• _INFORMATION SUPPLIED_

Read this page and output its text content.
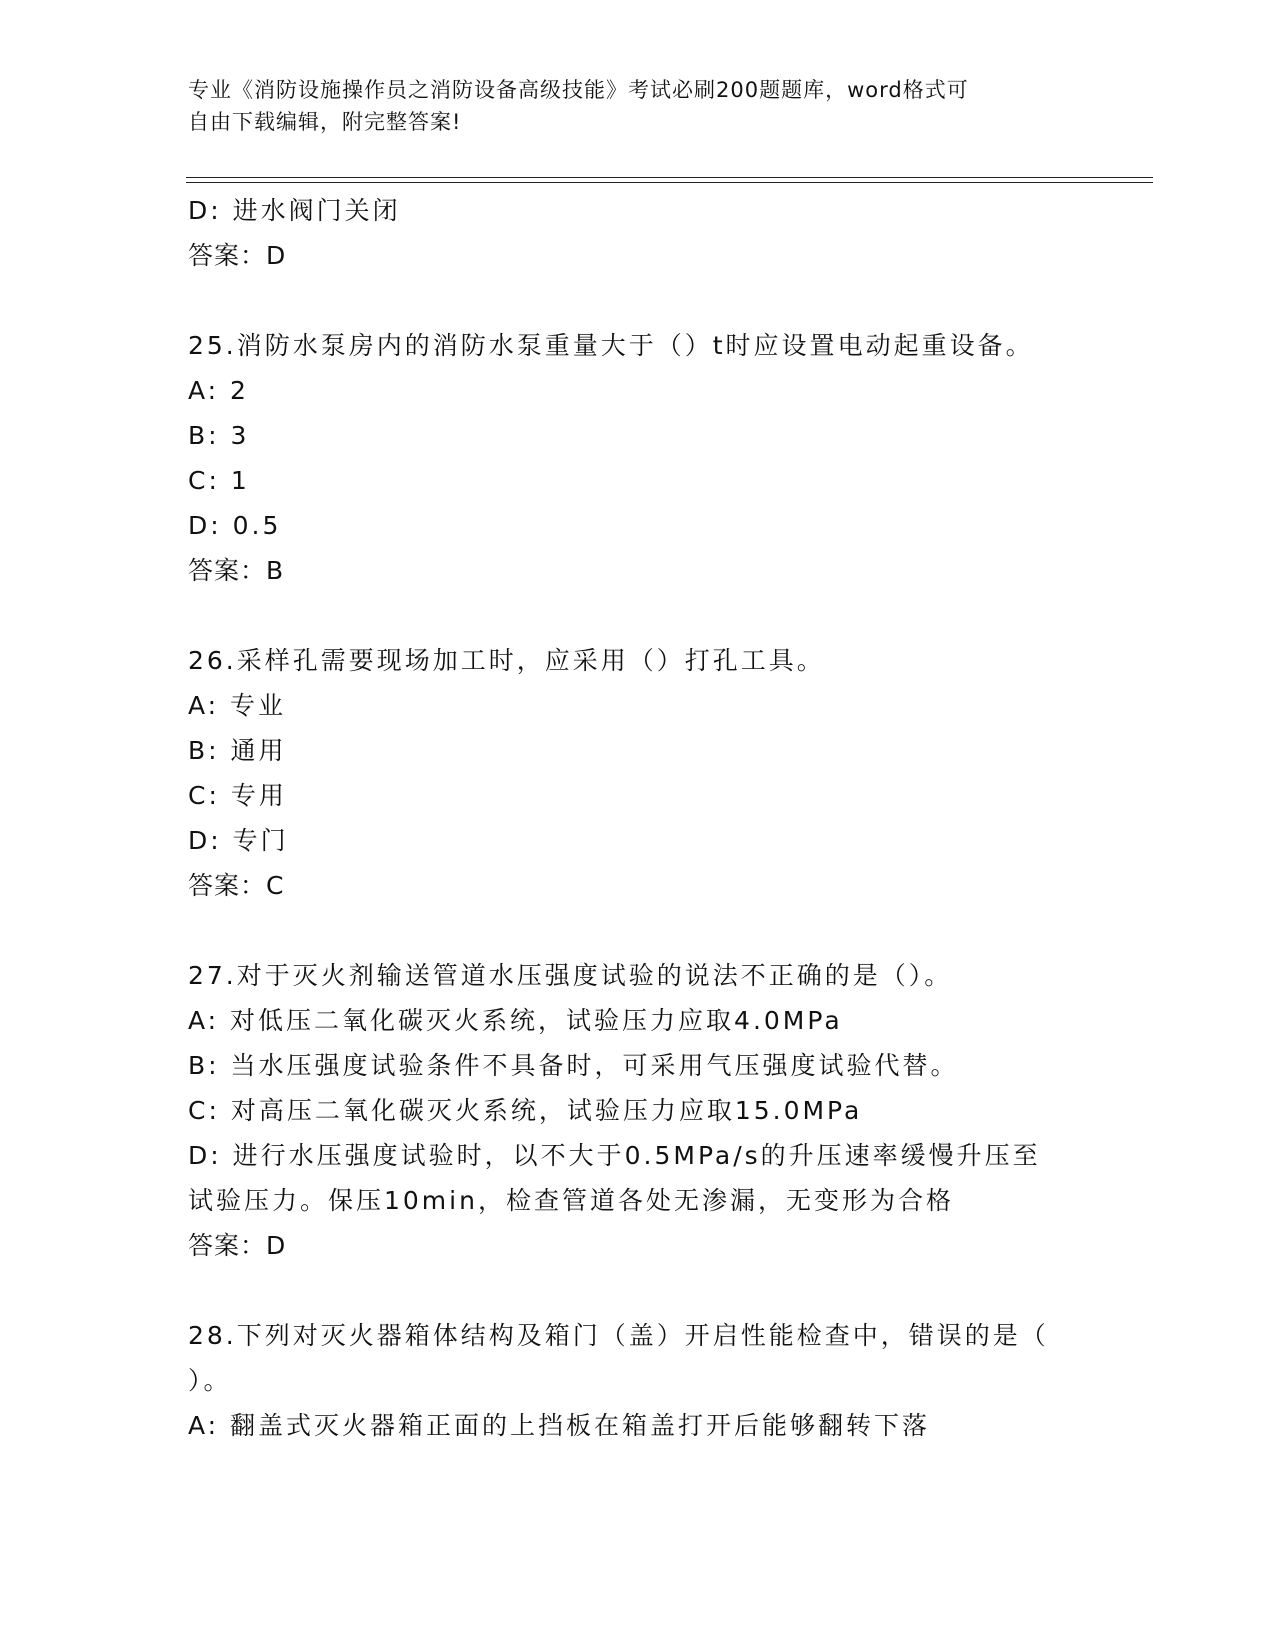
专业《消防设施操作员之消防设备高级技能》考试必刷200题题库，word格式可
自由下载编辑，附完整答案!
D: 进水阀门关闭
答案：D
25.消防水泵房内的消防水泵重量大于（）t时应设置电动起重设备。
A: 2
B: 3
C: 1
D: 0.5
答案：B
26.采样孔需要现场加工时，应采用（）打孔工具。
A: 专业
B: 通用
C: 专用
D: 专门
答案：C
27.对于灭火剂输送管道水压强度试验的说法不正确的是（）。
A: 对低压二氧化碳灭火系统，试验压力应取4.0MPa
B: 当水压强度试验条件不具备时，可采用气压强度试验代替。
C: 对高压二氧化碳灭火系统，试验压力应取15.0MPa
D: 进行水压强度试验时，以不大于0.5MPa/s的升压速率缓慢升压至
试验压力。保压10min，检查管道各处无渗漏，无变形为合格
答案：D
28.下列对灭火器箱体结构及箱门（盖）开启性能检查中，错误的是（
）。
A: 翻盖式灭火器箱正面的上挡板在箱盖打开后能够翻转下落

• _YOUR TASK_
Transcribe every line from the records above without alteration, and leave out the images.

• _ANSWER FOR THE TASK_
Read this page and output its text content.
专业《消防设施操作员之消防设备高级技能》考试必刷200题题库，word格式可
自由下载编辑，附完整答案!
D: 进水阀门关闭
答案：D
25.消防水泵房内的消防水泵重量大于（）t时应设置电动起重设备。
A: 2
B: 3
C: 1
D: 0.5
答案：B
26.采样孔需要现场加工时，应采用（）打孔工具。
A: 专业
B: 通用
C: 专用
D: 专门
答案：C
27.对于灭火剂输送管道水压强度试验的说法不正确的是（）。
A: 对低压二氧化碳灭火系统，试验压力应取4.0MPa
B: 当水压强度试验条件不具备时，可采用气压强度试验代替。
C: 对高压二氧化碳灭火系统，试验压力应取15.0MPa
D: 进行水压强度试验时，以不大于0.5MPa/s的升压速率缓慢升压至
试验压力。保压10min，检查管道各处无渗漏，无变形为合格
答案：D
28.下列对灭火器箱体结构及箱门（盖）开启性能检查中，错误的是（
）。
A: 翻盖式灭火器箱正面的上挡板在箱盖打开后能够翻转下落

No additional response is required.